DATA SUPPLIED:
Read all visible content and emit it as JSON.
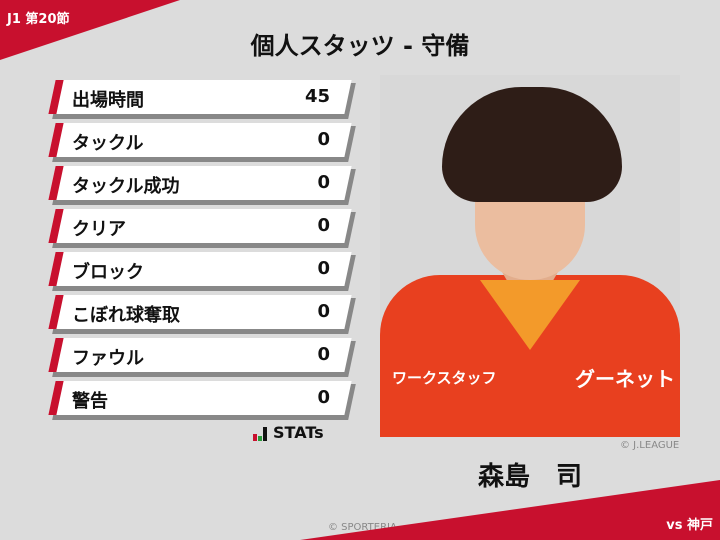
{
  "header": {
    "round": "J1 第20節",
    "title": "個人スタッツ - 守備",
    "opponent": "vs 神戸"
  },
  "stats": [
    {
      "label": "出場時間",
      "value": "45"
    },
    {
      "label": "タックル",
      "value": "0"
    },
    {
      "label": "タックル成功",
      "value": "0"
    },
    {
      "label": "クリア",
      "value": "0"
    },
    {
      "label": "ブロック",
      "value": "0"
    },
    {
      "label": "こぼれ球奪取",
      "value": "0"
    },
    {
      "label": "ファウル",
      "value": "0"
    },
    {
      "label": "警告",
      "value": "0"
    }
  ],
  "logo": {
    "text": "STATs"
  },
  "player": {
    "name": "森島　司",
    "photo_credit": "© J.LEAGUE",
    "jersey_text": "ワークスタッフ",
    "jersey_text2": "グーネット"
  },
  "footer": {
    "copyright": "© SPORTERIA"
  },
  "colors": {
    "accent": "#c8102e",
    "background": "#dcdcdc"
  }
}
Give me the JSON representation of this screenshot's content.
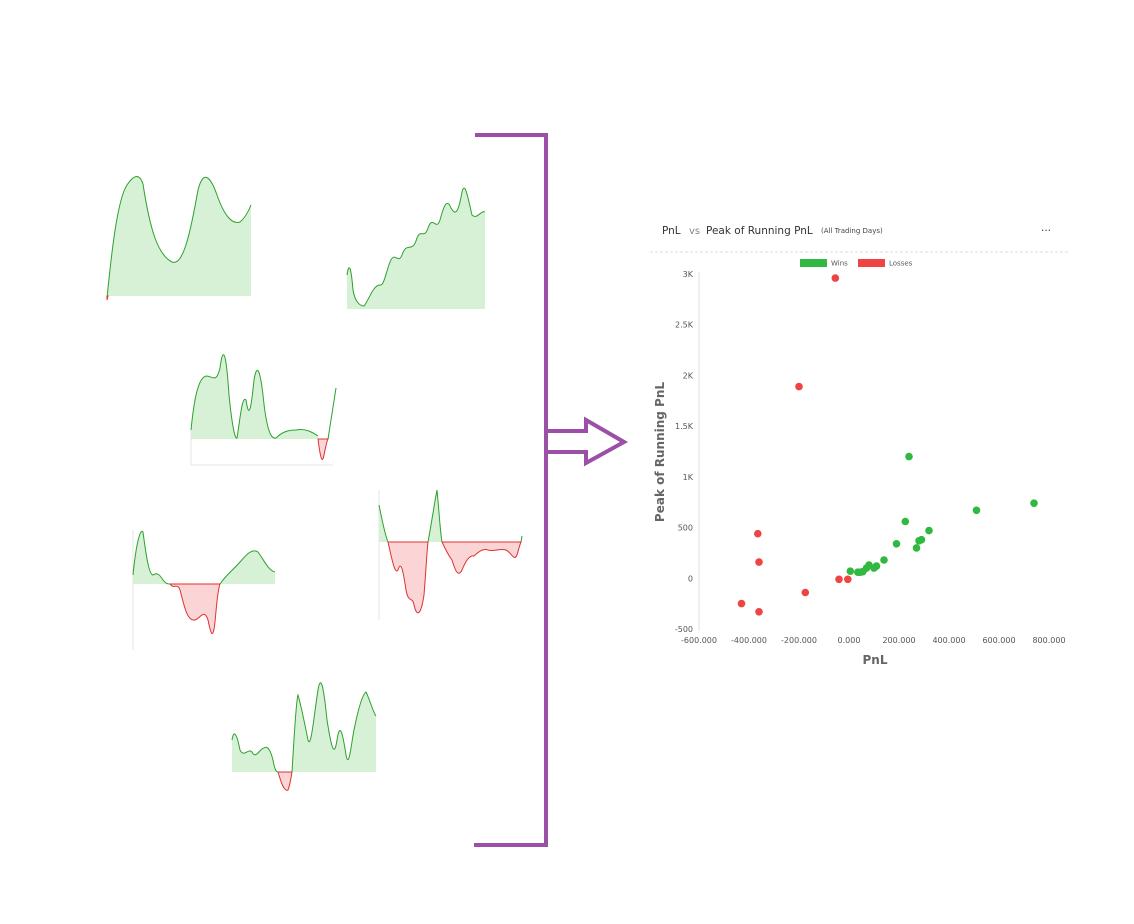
{
  "header": {
    "title_left": "PnL",
    "vs": "vs",
    "title_right": "Peak of Running PnL",
    "subtitle": "(All Trading Days)",
    "menu": "···"
  },
  "colors": {
    "accent": "#9b4fa6",
    "win_line": "#2ea02e",
    "win_fill": "#d6f1d6",
    "loss_line": "#e03030",
    "loss_fill": "#fbd5d5",
    "win_dot": "#30b840",
    "loss_dot": "#ef4444"
  },
  "chart_data": {
    "type": "scatter",
    "xlabel": "PnL",
    "ylabel": "Peak of Running PnL",
    "xlim": [
      -600,
      800
    ],
    "ylim": [
      -500,
      3000
    ],
    "x_ticks": [
      "-600.000",
      "-400.000",
      "-200.000",
      "0.000",
      "200.000",
      "400.000",
      "600.000",
      "800.000"
    ],
    "y_ticks": [
      "-500",
      "0",
      "500",
      "1K",
      "1.5K",
      "2K",
      "2.5K",
      "3K"
    ],
    "legend_position": "top-center",
    "series": [
      {
        "name": "Wins",
        "color": "#30b840",
        "points": [
          [
            5,
            70
          ],
          [
            35,
            60
          ],
          [
            45,
            60
          ],
          [
            55,
            65
          ],
          [
            70,
            100
          ],
          [
            80,
            130
          ],
          [
            100,
            100
          ],
          [
            110,
            120
          ],
          [
            140,
            180
          ],
          [
            190,
            340
          ],
          [
            225,
            560
          ],
          [
            240,
            1200
          ],
          [
            270,
            300
          ],
          [
            280,
            370
          ],
          [
            290,
            380
          ],
          [
            320,
            470
          ],
          [
            510,
            670
          ],
          [
            740,
            740
          ]
        ]
      },
      {
        "name": "Losses",
        "color": "#ef4444",
        "points": [
          [
            -430,
            -250
          ],
          [
            -360,
            -330
          ],
          [
            -360,
            160
          ],
          [
            -365,
            440
          ],
          [
            -200,
            1890
          ],
          [
            -175,
            -140
          ],
          [
            -55,
            2960
          ],
          [
            -40,
            -10
          ],
          [
            -5,
            -10
          ]
        ]
      }
    ]
  }
}
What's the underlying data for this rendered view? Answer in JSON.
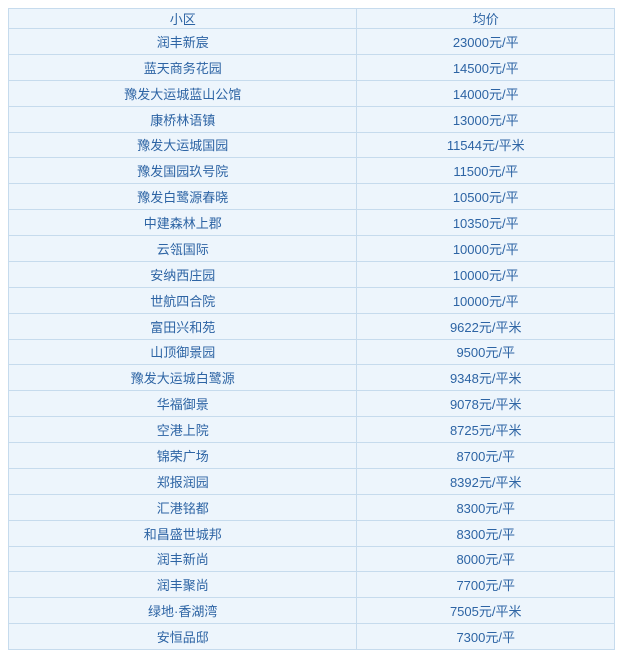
{
  "colors": {
    "page_background": "#ffffff",
    "cell_background": "#edf5fc",
    "border": "#c6dbed",
    "text": "#2d64a4"
  },
  "chart_data": {
    "type": "table",
    "columns": [
      "小区",
      "均价"
    ],
    "rows": [
      [
        "润丰新宸",
        "23000元/平"
      ],
      [
        "蓝天商务花园",
        "14500元/平"
      ],
      [
        "豫发大运城蓝山公馆",
        "14000元/平"
      ],
      [
        "康桥林语镇",
        "13000元/平"
      ],
      [
        "豫发大运城国园",
        "11544元/平米"
      ],
      [
        "豫发国园玖号院",
        "11500元/平"
      ],
      [
        "豫发白鹭源春晓",
        "10500元/平"
      ],
      [
        "中建森林上郡",
        "10350元/平"
      ],
      [
        "云瓴国际",
        "10000元/平"
      ],
      [
        "安纳西庄园",
        "10000元/平"
      ],
      [
        "世航四合院",
        "10000元/平"
      ],
      [
        "富田兴和苑",
        "9622元/平米"
      ],
      [
        "山顶御景园",
        "9500元/平"
      ],
      [
        "豫发大运城白鹭源",
        "9348元/平米"
      ],
      [
        "华福御景",
        "9078元/平米"
      ],
      [
        "空港上院",
        "8725元/平米"
      ],
      [
        "锦荣广场",
        "8700元/平"
      ],
      [
        "郑报润园",
        "8392元/平米"
      ],
      [
        "汇港铭都",
        "8300元/平"
      ],
      [
        "和昌盛世城邦",
        "8300元/平"
      ],
      [
        "润丰新尚",
        "8000元/平"
      ],
      [
        "润丰聚尚",
        "7700元/平"
      ],
      [
        "绿地·香湖湾",
        "7505元/平米"
      ],
      [
        "安恒品邸",
        "7300元/平"
      ]
    ]
  }
}
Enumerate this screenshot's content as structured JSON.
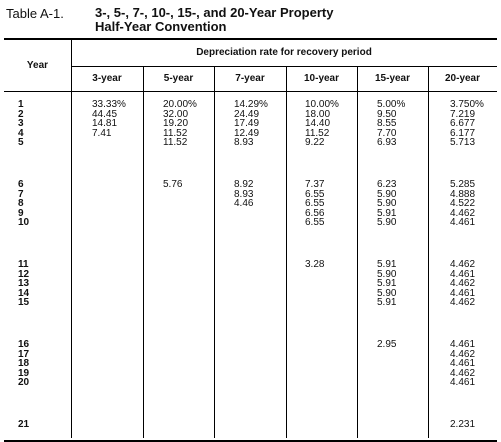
{
  "title": {
    "label": "Table A-1.",
    "line1": "3-, 5-, 7-, 10-, 15-, and 20-Year Property",
    "line2": "Half-Year Convention"
  },
  "table": {
    "year_header": "Year",
    "group_header": "Depreciation rate for recovery period",
    "columns": [
      "3-year",
      "5-year",
      "7-year",
      "10-year",
      "15-year",
      "20-year"
    ],
    "rows": [
      {
        "year": "1",
        "values": [
          "33.33%",
          "20.00%",
          "14.29%",
          "10.00%",
          "5.00%",
          "3.750%"
        ]
      },
      {
        "year": "2",
        "values": [
          "44.45",
          "32.00",
          "24.49",
          "18.00",
          "9.50",
          "7.219"
        ]
      },
      {
        "year": "3",
        "values": [
          "14.81",
          "19.20",
          "17.49",
          "14.40",
          "8.55",
          "6.677"
        ]
      },
      {
        "year": "4",
        "values": [
          "7.41",
          "11.52",
          "12.49",
          "11.52",
          "7.70",
          "6.177"
        ]
      },
      {
        "year": "5",
        "values": [
          "",
          "11.52",
          "8.93",
          "9.22",
          "6.93",
          "5.713"
        ]
      },
      {
        "year": "6",
        "values": [
          "",
          "5.76",
          "8.92",
          "7.37",
          "6.23",
          "5.285"
        ]
      },
      {
        "year": "7",
        "values": [
          "",
          "",
          "8.93",
          "6.55",
          "5.90",
          "4.888"
        ]
      },
      {
        "year": "8",
        "values": [
          "",
          "",
          "4.46",
          "6.55",
          "5.90",
          "4.522"
        ]
      },
      {
        "year": "9",
        "values": [
          "",
          "",
          "",
          "6.56",
          "5.91",
          "4.462"
        ]
      },
      {
        "year": "10",
        "values": [
          "",
          "",
          "",
          "6.55",
          "5.90",
          "4.461"
        ]
      },
      {
        "year": "11",
        "values": [
          "",
          "",
          "",
          "3.28",
          "5.91",
          "4.462"
        ]
      },
      {
        "year": "12",
        "values": [
          "",
          "",
          "",
          "",
          "5.90",
          "4.461"
        ]
      },
      {
        "year": "13",
        "values": [
          "",
          "",
          "",
          "",
          "5.91",
          "4.462"
        ]
      },
      {
        "year": "14",
        "values": [
          "",
          "",
          "",
          "",
          "5.90",
          "4.461"
        ]
      },
      {
        "year": "15",
        "values": [
          "",
          "",
          "",
          "",
          "5.91",
          "4.462"
        ]
      },
      {
        "year": "16",
        "values": [
          "",
          "",
          "",
          "",
          "2.95",
          "4.461"
        ]
      },
      {
        "year": "17",
        "values": [
          "",
          "",
          "",
          "",
          "",
          "4.462"
        ]
      },
      {
        "year": "18",
        "values": [
          "",
          "",
          "",
          "",
          "",
          "4.461"
        ]
      },
      {
        "year": "19",
        "values": [
          "",
          "",
          "",
          "",
          "",
          "4.462"
        ]
      },
      {
        "year": "20",
        "values": [
          "",
          "",
          "",
          "",
          "",
          "4.461"
        ]
      },
      {
        "year": "21",
        "values": [
          "",
          "",
          "",
          "",
          "",
          "2.231"
        ]
      }
    ]
  }
}
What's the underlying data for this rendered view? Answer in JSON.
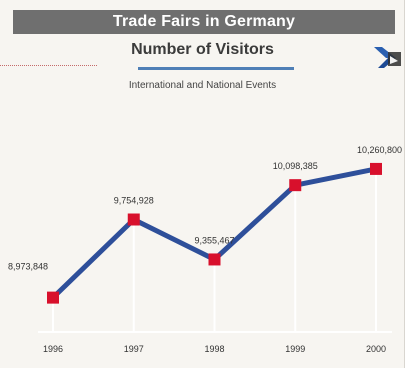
{
  "banner_title": "Trade Fairs in Germany",
  "icons": {
    "logo": "airplane-logo-icon"
  },
  "chart_data": {
    "type": "line",
    "title": "Number of Visitors",
    "subtitle": "International and National Events",
    "categories": [
      "1996",
      "1997",
      "1998",
      "1999",
      "2000"
    ],
    "series": [
      {
        "values": [
          8973848,
          9754928,
          9355467,
          10098385,
          10260800
        ],
        "labels": [
          "8,973,848",
          "9,754,928",
          "9,355,467",
          "10,098,385",
          "10,260,800"
        ]
      }
    ],
    "ylim": [
      8300000,
      11000000
    ],
    "grid": false,
    "colors": {
      "line": "#2e4f9a",
      "marker": "#d8102c",
      "guide": "#ffffff"
    }
  }
}
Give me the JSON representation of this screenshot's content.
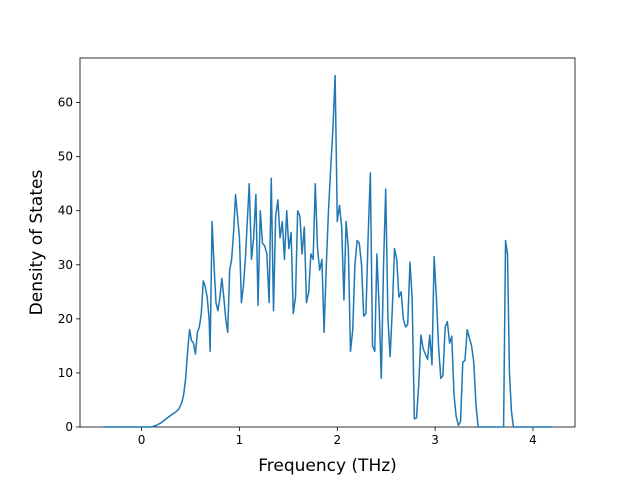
{
  "chart_data": {
    "type": "line",
    "xlabel": "Frequency (THz)",
    "ylabel": "Density of States",
    "xlim": [
      -0.63,
      4.43
    ],
    "ylim": [
      0,
      68.25
    ],
    "xticks": [
      0,
      1,
      2,
      3,
      4
    ],
    "yticks": [
      0,
      10,
      20,
      30,
      40,
      50,
      60
    ],
    "series": [
      {
        "color": "#1f77b4",
        "x": [
          -0.4,
          0.1,
          0.15,
          0.2,
          0.25,
          0.3,
          0.35,
          0.38,
          0.41,
          0.43,
          0.45,
          0.47,
          0.49,
          0.51,
          0.53,
          0.55,
          0.57,
          0.59,
          0.61,
          0.63,
          0.65,
          0.67,
          0.69,
          0.7,
          0.72,
          0.74,
          0.76,
          0.78,
          0.8,
          0.82,
          0.84,
          0.86,
          0.88,
          0.9,
          0.92,
          0.94,
          0.96,
          0.98,
          1.0,
          1.02,
          1.04,
          1.06,
          1.1,
          1.123,
          1.145,
          1.168,
          1.19,
          1.213,
          1.235,
          1.258,
          1.28,
          1.303,
          1.325,
          1.348,
          1.37,
          1.393,
          1.415,
          1.438,
          1.46,
          1.483,
          1.505,
          1.528,
          1.55,
          1.573,
          1.595,
          1.618,
          1.64,
          1.663,
          1.685,
          1.708,
          1.73,
          1.753,
          1.775,
          1.798,
          1.82,
          1.843,
          1.865,
          1.888,
          1.91,
          1.933,
          1.955,
          1.978,
          2.0,
          2.023,
          2.045,
          2.068,
          2.09,
          2.113,
          2.135,
          2.158,
          2.18,
          2.203,
          2.225,
          2.248,
          2.27,
          2.293,
          2.315,
          2.338,
          2.36,
          2.383,
          2.405,
          2.428,
          2.45,
          2.473,
          2.495,
          2.518,
          2.54,
          2.563,
          2.585,
          2.608,
          2.63,
          2.653,
          2.675,
          2.698,
          2.72,
          2.743,
          2.765,
          2.788,
          2.81,
          2.833,
          2.855,
          2.878,
          2.9,
          2.923,
          2.945,
          2.968,
          2.99,
          3.013,
          3.035,
          3.058,
          3.08,
          3.103,
          3.125,
          3.148,
          3.17,
          3.193,
          3.215,
          3.238,
          3.26,
          3.283,
          3.305,
          3.328,
          3.35,
          3.373,
          3.395,
          3.418,
          3.44,
          3.7,
          3.72,
          3.74,
          3.76,
          3.78,
          3.8,
          4.2
        ],
        "values": [
          0,
          0,
          0.3,
          0.8,
          1.5,
          2.2,
          2.8,
          3.3,
          4.5,
          6,
          9,
          14,
          18,
          16,
          15.5,
          13.5,
          17.5,
          18.5,
          21,
          27,
          26,
          24,
          20,
          14,
          38,
          30,
          23,
          21.5,
          24,
          27.5,
          24,
          20,
          17.5,
          29,
          31,
          36,
          43,
          39,
          35,
          23,
          26,
          31,
          45,
          31,
          35,
          43,
          22.5,
          40,
          34,
          33.5,
          32,
          23,
          46,
          21.5,
          39,
          42,
          35,
          38,
          31,
          40,
          33,
          36,
          21,
          24,
          40,
          39,
          32,
          37,
          23,
          25,
          32,
          31,
          45,
          33,
          29,
          31,
          17.5,
          30,
          40,
          48,
          55,
          65,
          38,
          41,
          37,
          23.5,
          38,
          33,
          14,
          18,
          30,
          34.5,
          34,
          30,
          20.5,
          21,
          35,
          47,
          15,
          14,
          32,
          22,
          9,
          30,
          44,
          20,
          13,
          22,
          33,
          31,
          24,
          25,
          20,
          18.5,
          19,
          30.5,
          24,
          1.5,
          1.7,
          8,
          17,
          14.5,
          13.5,
          12.5,
          17,
          11.5,
          31.5,
          24,
          15,
          9,
          9.5,
          18.5,
          19.5,
          15.5,
          16.8,
          6,
          2,
          0.3,
          1,
          12,
          12.3,
          18,
          16.5,
          15,
          12,
          4,
          0,
          0,
          34.5,
          32,
          10,
          3,
          0,
          0
        ]
      }
    ]
  }
}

TO DO: Copy each line of the listing that holds the word "Peak".

COMPLETE RESPONSE:
    "title_right": "Peak of Running PnL",
    "ylabel": "Peak of Running PnL",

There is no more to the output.